Aim of the task =
Every entry should be repeated exactly. Omit the pictures.

Dataset rows =

%%

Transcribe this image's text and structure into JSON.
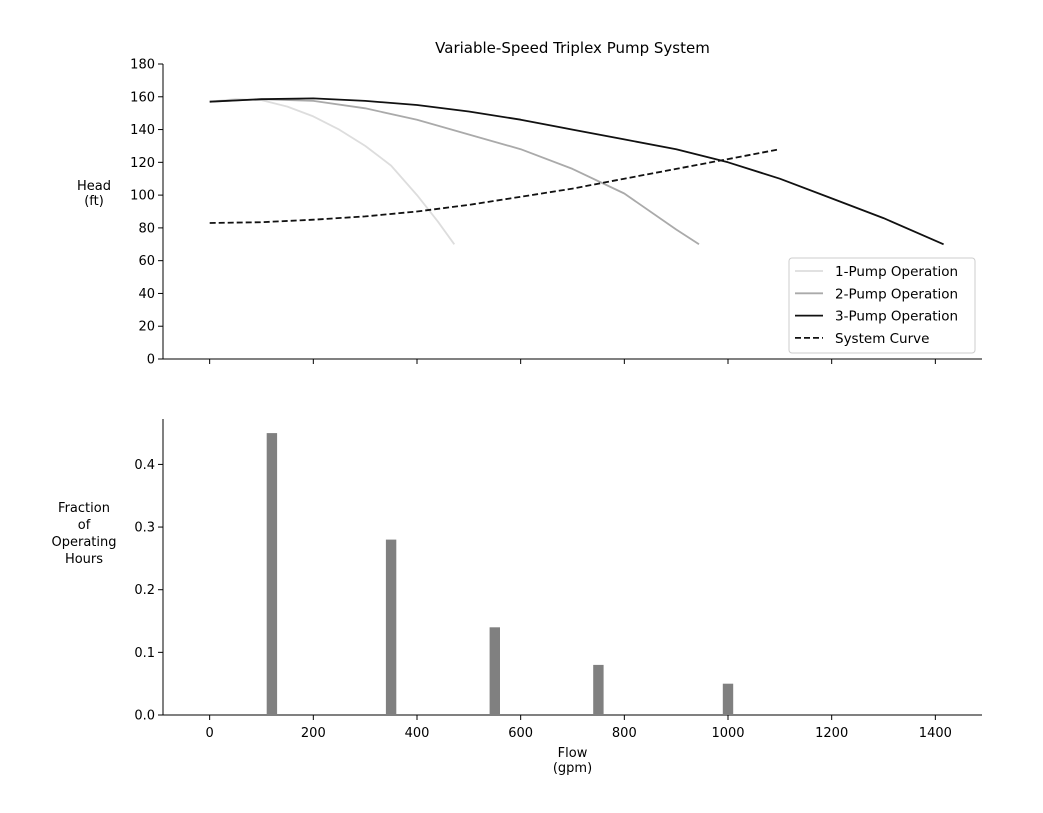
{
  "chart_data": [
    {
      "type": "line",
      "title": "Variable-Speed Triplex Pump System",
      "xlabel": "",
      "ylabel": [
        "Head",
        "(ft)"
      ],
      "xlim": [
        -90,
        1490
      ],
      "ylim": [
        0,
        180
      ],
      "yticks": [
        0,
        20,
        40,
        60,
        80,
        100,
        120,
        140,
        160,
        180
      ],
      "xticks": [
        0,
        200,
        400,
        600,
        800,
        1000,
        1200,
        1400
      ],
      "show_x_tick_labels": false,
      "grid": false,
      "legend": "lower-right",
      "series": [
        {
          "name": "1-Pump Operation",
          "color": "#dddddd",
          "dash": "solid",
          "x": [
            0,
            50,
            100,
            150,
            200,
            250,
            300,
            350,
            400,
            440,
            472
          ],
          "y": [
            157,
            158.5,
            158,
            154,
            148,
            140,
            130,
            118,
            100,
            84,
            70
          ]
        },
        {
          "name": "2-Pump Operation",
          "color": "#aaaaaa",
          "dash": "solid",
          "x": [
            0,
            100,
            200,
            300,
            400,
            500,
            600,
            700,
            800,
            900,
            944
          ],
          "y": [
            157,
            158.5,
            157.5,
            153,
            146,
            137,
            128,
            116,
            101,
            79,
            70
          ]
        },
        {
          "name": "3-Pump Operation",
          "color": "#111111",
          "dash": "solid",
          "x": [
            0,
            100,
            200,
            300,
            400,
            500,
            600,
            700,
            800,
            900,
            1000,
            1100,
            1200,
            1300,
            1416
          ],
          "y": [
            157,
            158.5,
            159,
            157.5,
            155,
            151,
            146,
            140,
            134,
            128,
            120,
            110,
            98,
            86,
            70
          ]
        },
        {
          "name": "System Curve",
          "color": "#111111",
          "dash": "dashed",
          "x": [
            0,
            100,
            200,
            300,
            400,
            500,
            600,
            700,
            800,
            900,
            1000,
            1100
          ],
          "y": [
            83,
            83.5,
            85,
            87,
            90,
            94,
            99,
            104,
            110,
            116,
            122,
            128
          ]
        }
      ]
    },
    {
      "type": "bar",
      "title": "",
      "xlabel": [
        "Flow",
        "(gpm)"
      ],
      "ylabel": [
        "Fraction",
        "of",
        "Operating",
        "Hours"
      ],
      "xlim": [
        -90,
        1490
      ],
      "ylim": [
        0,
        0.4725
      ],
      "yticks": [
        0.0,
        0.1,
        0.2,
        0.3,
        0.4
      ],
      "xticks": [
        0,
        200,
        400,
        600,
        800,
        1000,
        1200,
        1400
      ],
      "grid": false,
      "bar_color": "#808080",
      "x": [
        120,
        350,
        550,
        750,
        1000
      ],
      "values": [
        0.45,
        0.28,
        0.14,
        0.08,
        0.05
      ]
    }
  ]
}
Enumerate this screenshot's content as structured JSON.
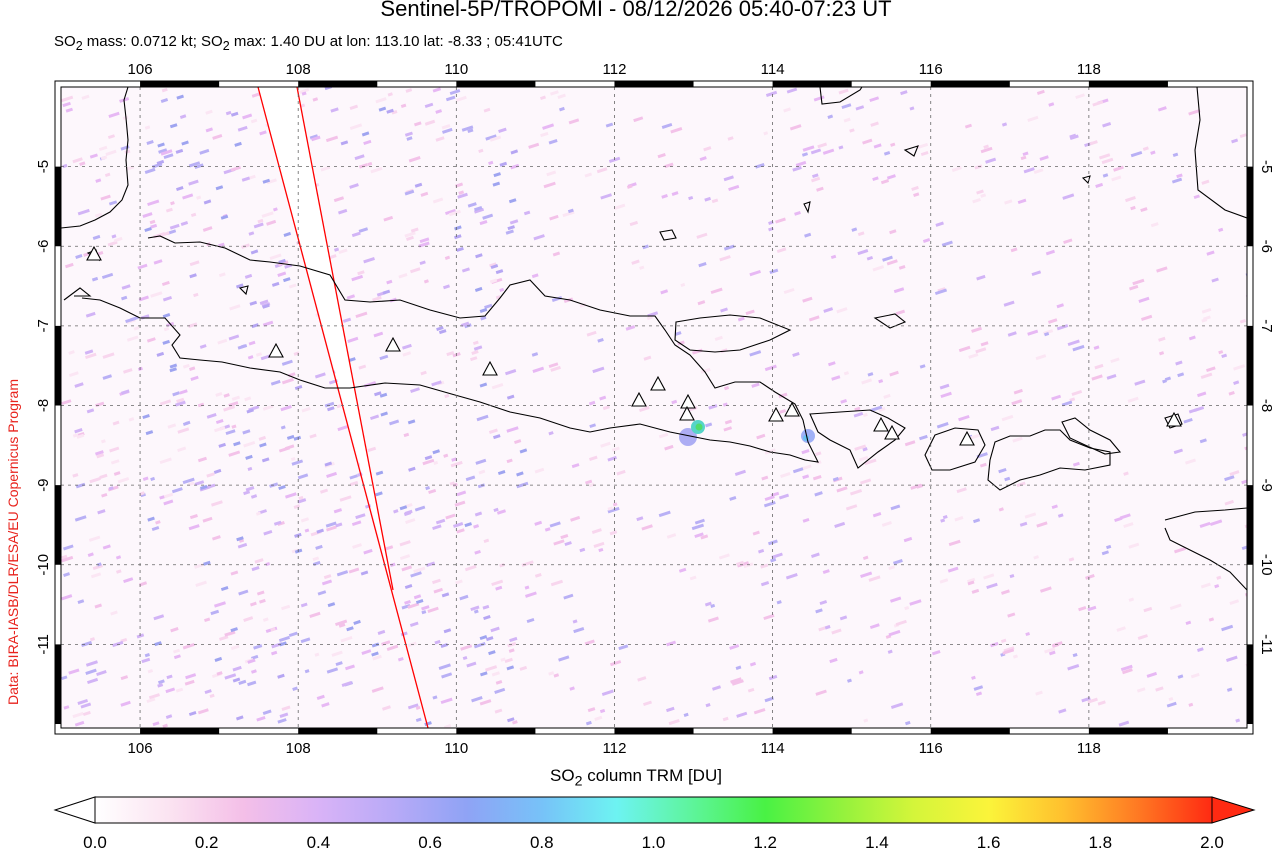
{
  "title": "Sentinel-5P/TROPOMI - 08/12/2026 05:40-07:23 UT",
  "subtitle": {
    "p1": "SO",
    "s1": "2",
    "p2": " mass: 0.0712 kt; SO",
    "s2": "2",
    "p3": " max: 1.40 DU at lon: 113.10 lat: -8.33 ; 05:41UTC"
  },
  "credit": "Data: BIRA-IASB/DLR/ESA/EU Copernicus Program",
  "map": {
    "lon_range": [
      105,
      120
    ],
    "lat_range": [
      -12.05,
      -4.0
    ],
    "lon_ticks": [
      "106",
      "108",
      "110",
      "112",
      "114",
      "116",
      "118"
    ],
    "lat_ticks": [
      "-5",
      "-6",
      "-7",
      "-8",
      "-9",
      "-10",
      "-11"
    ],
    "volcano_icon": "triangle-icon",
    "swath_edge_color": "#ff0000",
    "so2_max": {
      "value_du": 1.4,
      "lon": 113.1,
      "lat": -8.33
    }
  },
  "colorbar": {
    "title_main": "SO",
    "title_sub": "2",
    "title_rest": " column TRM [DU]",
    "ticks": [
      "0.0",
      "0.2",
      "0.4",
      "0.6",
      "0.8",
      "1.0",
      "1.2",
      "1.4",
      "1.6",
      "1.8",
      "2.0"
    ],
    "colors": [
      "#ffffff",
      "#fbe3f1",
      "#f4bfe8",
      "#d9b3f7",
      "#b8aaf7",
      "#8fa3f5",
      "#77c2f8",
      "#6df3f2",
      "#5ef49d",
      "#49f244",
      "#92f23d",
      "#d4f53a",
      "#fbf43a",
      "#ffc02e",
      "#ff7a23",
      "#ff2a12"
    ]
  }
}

%%

Response for this exercise =
Transcribe this image's text and structure into JSON.
{
  "chart_data": [
    {
      "type": "line",
      "title": "Variable-Speed Triplex Pump System",
      "xlabel": "",
      "ylabel": [
        "Head",
        "(ft)"
      ],
      "xlim": [
        -90,
        1490
      ],
      "ylim": [
        0,
        180
      ],
      "yticks": [
        0,
        20,
        40,
        60,
        80,
        100,
        120,
        140,
        160,
        180
      ],
      "xticks": [
        0,
        200,
        400,
        600,
        800,
        1000,
        1200,
        1400
      ],
      "show_x_tick_labels": false,
      "grid": false,
      "legend": "lower-right",
      "series": [
        {
          "name": "1-Pump Operation",
          "color": "#dddddd",
          "dash": "solid",
          "x": [
            0,
            50,
            100,
            150,
            200,
            250,
            300,
            350,
            400,
            440,
            472
          ],
          "y": [
            157,
            158.5,
            158,
            154,
            148,
            140,
            130,
            118,
            100,
            84,
            70
          ]
        },
        {
          "name": "2-Pump Operation",
          "color": "#aaaaaa",
          "dash": "solid",
          "x": [
            0,
            100,
            200,
            300,
            400,
            500,
            600,
            700,
            800,
            900,
            944
          ],
          "y": [
            157,
            158.5,
            157.5,
            153,
            146,
            137,
            128,
            116,
            101,
            79,
            70
          ]
        },
        {
          "name": "3-Pump Operation",
          "color": "#111111",
          "dash": "solid",
          "x": [
            0,
            100,
            200,
            300,
            400,
            500,
            600,
            700,
            800,
            900,
            1000,
            1100,
            1200,
            1300,
            1416
          ],
          "y": [
            157,
            158.5,
            159,
            157.5,
            155,
            151,
            146,
            140,
            134,
            128,
            120,
            110,
            98,
            86,
            70
          ]
        },
        {
          "name": "System Curve",
          "color": "#111111",
          "dash": "dashed",
          "x": [
            0,
            100,
            200,
            300,
            400,
            500,
            600,
            700,
            800,
            900,
            1000,
            1100
          ],
          "y": [
            83,
            83.5,
            85,
            87,
            90,
            94,
            99,
            104,
            110,
            116,
            122,
            128
          ]
        }
      ]
    },
    {
      "type": "bar",
      "title": "",
      "xlabel": [
        "Flow",
        "(gpm)"
      ],
      "ylabel": [
        "Fraction",
        "of",
        "Operating",
        "Hours"
      ],
      "xlim": [
        -90,
        1490
      ],
      "ylim": [
        0,
        0.4725
      ],
      "yticks": [
        0.0,
        0.1,
        0.2,
        0.3,
        0.4
      ],
      "xticks": [
        0,
        200,
        400,
        600,
        800,
        1000,
        1200,
        1400
      ],
      "grid": false,
      "bar_color": "#808080",
      "x": [
        120,
        350,
        550,
        750,
        1000
      ],
      "values": [
        0.45,
        0.28,
        0.14,
        0.08,
        0.05
      ]
    }
  ]
}
Enumerate this screenshot's content as structured JSON.
{
  "title": "Sentinel-5P/TROPOMI - 08/12/2026 05:40-07:23 UT",
  "subtitle": {
    "p1": "SO",
    "s1": "2",
    "p2": " mass: 0.0712 kt; SO",
    "s2": "2",
    "p3": " max: 1.40 DU at lon: 113.10 lat: -8.33 ; 05:41UTC"
  },
  "credit": "Data: BIRA-IASB/DLR/ESA/EU Copernicus Program",
  "map": {
    "lon_range": [
      105,
      120
    ],
    "lat_range": [
      -12.05,
      -4.0
    ],
    "lon_ticks": [
      "106",
      "108",
      "110",
      "112",
      "114",
      "116",
      "118"
    ],
    "lat_ticks": [
      "-5",
      "-6",
      "-7",
      "-8",
      "-9",
      "-10",
      "-11"
    ],
    "volcano_icon": "triangle-icon",
    "swath_edge_color": "#ff0000",
    "so2_max": {
      "value_du": 1.4,
      "lon": 113.1,
      "lat": -8.33
    }
  },
  "colorbar": {
    "title_main": "SO",
    "title_sub": "2",
    "title_rest": " column TRM [DU]",
    "ticks": [
      "0.0",
      "0.2",
      "0.4",
      "0.6",
      "0.8",
      "1.0",
      "1.2",
      "1.4",
      "1.6",
      "1.8",
      "2.0"
    ],
    "colors": [
      "#ffffff",
      "#fbe3f1",
      "#f4bfe8",
      "#d9b3f7",
      "#b8aaf7",
      "#8fa3f5",
      "#77c2f8",
      "#6df3f2",
      "#5ef49d",
      "#49f244",
      "#92f23d",
      "#d4f53a",
      "#fbf43a",
      "#ffc02e",
      "#ff7a23",
      "#ff2a12"
    ]
  }
}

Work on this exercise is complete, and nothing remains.